> _Records_

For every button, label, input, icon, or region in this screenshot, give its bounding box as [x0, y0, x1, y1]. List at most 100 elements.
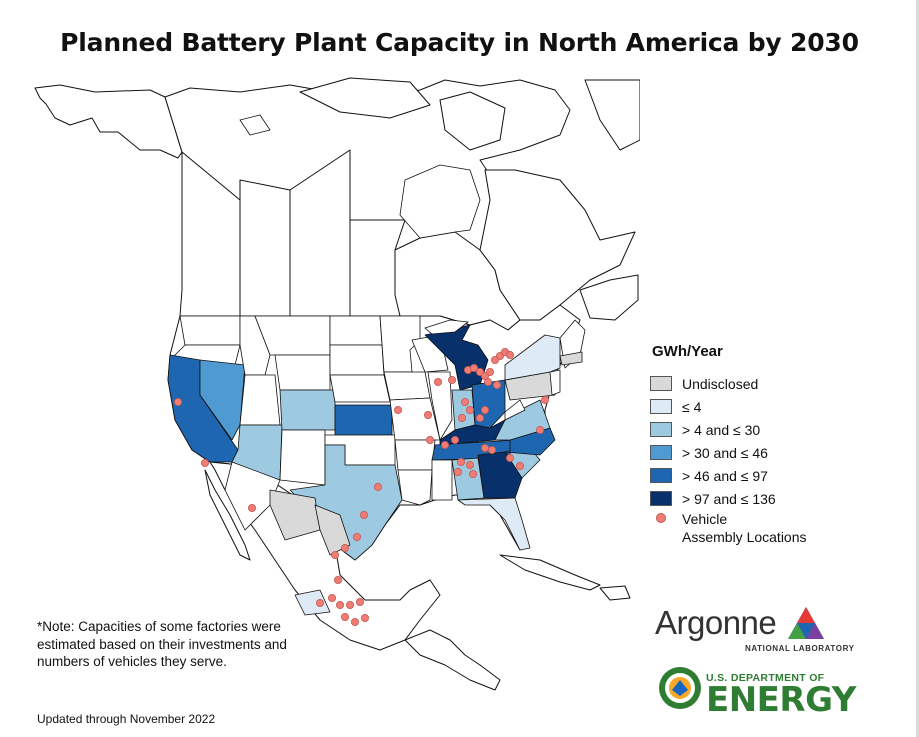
vehicle-assembly-dot	[327, 594, 336, 603]
vehicle-assembly-dot	[247, 503, 256, 512]
legend-dot-wrap	[650, 510, 672, 523]
vehicle-assembly-dot	[360, 614, 369, 623]
legend-swatch	[650, 491, 672, 506]
region-new-mexico	[279, 429, 326, 486]
vehicle-assembly-dot	[335, 601, 344, 610]
vehicle-assembly-dot	[541, 395, 550, 404]
lake-great-bear	[239, 114, 271, 136]
region-kansas	[334, 404, 393, 436]
region-florida	[457, 497, 531, 551]
region-greenland	[584, 79, 640, 151]
vehicle-assembly-dot	[447, 375, 456, 384]
north-america-map	[34, 77, 640, 691]
updated-text: Updated through November 2022	[37, 712, 216, 726]
region-baja	[204, 469, 251, 561]
legend-label: > 97 and ≤ 136	[682, 490, 776, 507]
legend-item-4-30: > 4 and ≤ 30	[650, 418, 807, 441]
region-central-america	[404, 629, 501, 691]
region-coahuila	[314, 504, 351, 556]
argonne-wordmark: Argonne	[655, 604, 777, 641]
region-nebraska	[329, 374, 391, 403]
vehicle-assembly-dot	[492, 380, 501, 389]
region-jalisco	[294, 589, 331, 616]
legend: GWh/Year Undisclosed ≤ 4 > 4 and ≤ 30 > …	[650, 343, 807, 546]
vehicle-assembly-dot	[480, 443, 489, 452]
vehicle-assembly-dot	[465, 460, 474, 469]
region-michigan	[424, 324, 489, 391]
legend-item-le-4: ≤ 4	[650, 395, 807, 418]
vehicle-assembly-dot	[352, 533, 361, 542]
vehicle-assembly-dot	[345, 601, 354, 610]
region-south-dakota	[329, 344, 385, 376]
region-sonora	[224, 461, 281, 531]
legend-title: GWh/Year	[652, 343, 723, 360]
vehicle-assembly-dot	[433, 377, 442, 386]
vehicle-assembly-dot	[480, 405, 489, 414]
legend-item-undisclosed: Undisclosed	[650, 372, 807, 395]
region-mississippi	[431, 459, 453, 501]
doe-wordmark: ENERGY	[706, 680, 856, 720]
region-arctic-island-2	[439, 91, 506, 151]
region-louisiana	[397, 469, 433, 506]
doe-seal-icon	[659, 667, 701, 709]
vehicle-assembly-dot	[468, 469, 477, 478]
vehicle-assembly-dot	[330, 551, 339, 560]
vehicle-assembly-dot	[350, 618, 359, 627]
legend-label: > 4 and ≤ 30	[682, 421, 761, 438]
legend-swatch	[650, 399, 672, 414]
legend-label: > 46 and ≤ 97	[682, 467, 768, 484]
region-illinois	[427, 371, 453, 441]
vehicle-assembly-dot	[516, 461, 525, 470]
map-title: Planned Battery Plant Capacity in North …	[60, 28, 859, 57]
vehicle-assembly-dot	[440, 440, 449, 449]
footnote: *Note: Capacities of some factories were…	[37, 619, 287, 669]
vehicle-assembly-dot	[340, 544, 349, 553]
vehicle-assembly-dot	[483, 377, 492, 386]
vehicle-assembly-dot	[536, 425, 545, 434]
region-alberta-line	[239, 179, 291, 316]
legend-swatch	[650, 422, 672, 437]
legend-item-46-97: > 46 and ≤ 97	[650, 464, 807, 487]
vehicle-assembly-dot	[359, 510, 368, 519]
vehicle-assembly-dot	[340, 613, 349, 622]
vehicle-assembly-dot	[423, 410, 432, 419]
region-west-virginia	[504, 399, 526, 421]
legend-item-30-46: > 30 and ≤ 46	[650, 441, 807, 464]
vehicle-assembly-dot	[456, 457, 465, 466]
legend-swatch	[650, 445, 672, 460]
region-sask-line	[289, 149, 351, 316]
region-nevada	[199, 359, 246, 441]
argonne-logo: Argonne NATIONAL LABORATORY	[655, 604, 854, 653]
vehicle-assembly-dot	[485, 367, 494, 376]
region-maritimes	[579, 274, 639, 321]
legend-swatch	[650, 376, 672, 391]
vehicle-assembly-dot	[393, 405, 402, 414]
legend-swatch	[650, 468, 672, 483]
legend-item-97-136: > 97 and ≤ 136	[650, 487, 807, 510]
region-wyoming	[274, 354, 331, 391]
vehicle-assembly-dot	[469, 363, 478, 372]
vehicle-assembly-dot	[333, 576, 342, 585]
region-arkansas	[394, 439, 436, 471]
region-new-york	[504, 334, 561, 381]
vehicle-assembly-dot	[453, 467, 462, 476]
frame-edge	[916, 0, 919, 737]
vehicle-assembly-dot	[173, 397, 182, 406]
vehicle-assembly-dot	[450, 435, 459, 444]
region-quebec	[479, 169, 636, 321]
lake-hudson-bay	[399, 164, 481, 239]
vehicle-assembly-dot	[475, 413, 484, 422]
vehicle-assembly-dot	[355, 598, 364, 607]
region-alaska	[34, 84, 183, 159]
lake-superior	[424, 319, 470, 335]
region-washington	[179, 315, 241, 346]
region-massachusetts	[559, 351, 583, 366]
doe-department: U.S. DEPARTMENT OF	[706, 672, 825, 684]
vehicle-assembly-dot	[460, 397, 469, 406]
vehicle-assembly-dot	[487, 445, 496, 454]
region-texas	[289, 444, 403, 561]
region-hispaniola	[599, 585, 631, 601]
vehicle-assembly-dot	[315, 599, 324, 608]
vehicle-assembly-dot	[200, 458, 209, 467]
legend-label: > 30 and ≤ 46	[682, 444, 768, 461]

> _What is required_
Convert the lines starting at the one containing "594, 336, 603]" and ending at the one containing "601, 344, 610]", both included, into a JSON list of strings with one string per line and blank lines omitted.

> _Solution for this exercise_
[
  "vehicle-assembly-dot\t[327, 594, 336, 603]",
  "vehicle-assembly-dot\t[247, 503, 256, 512]",
  "legend-dot-wrap\t[650, 510, 672, 523]",
  "vehicle-assembly-dot\t[360, 614, 369, 623]",
  "legend-swatch\t[650, 491, 672, 506]",
  "region-new-mexico\t[279, 429, 326, 486]",
  "vehicle-assembly-dot\t[335, 601, 344, 610]"
]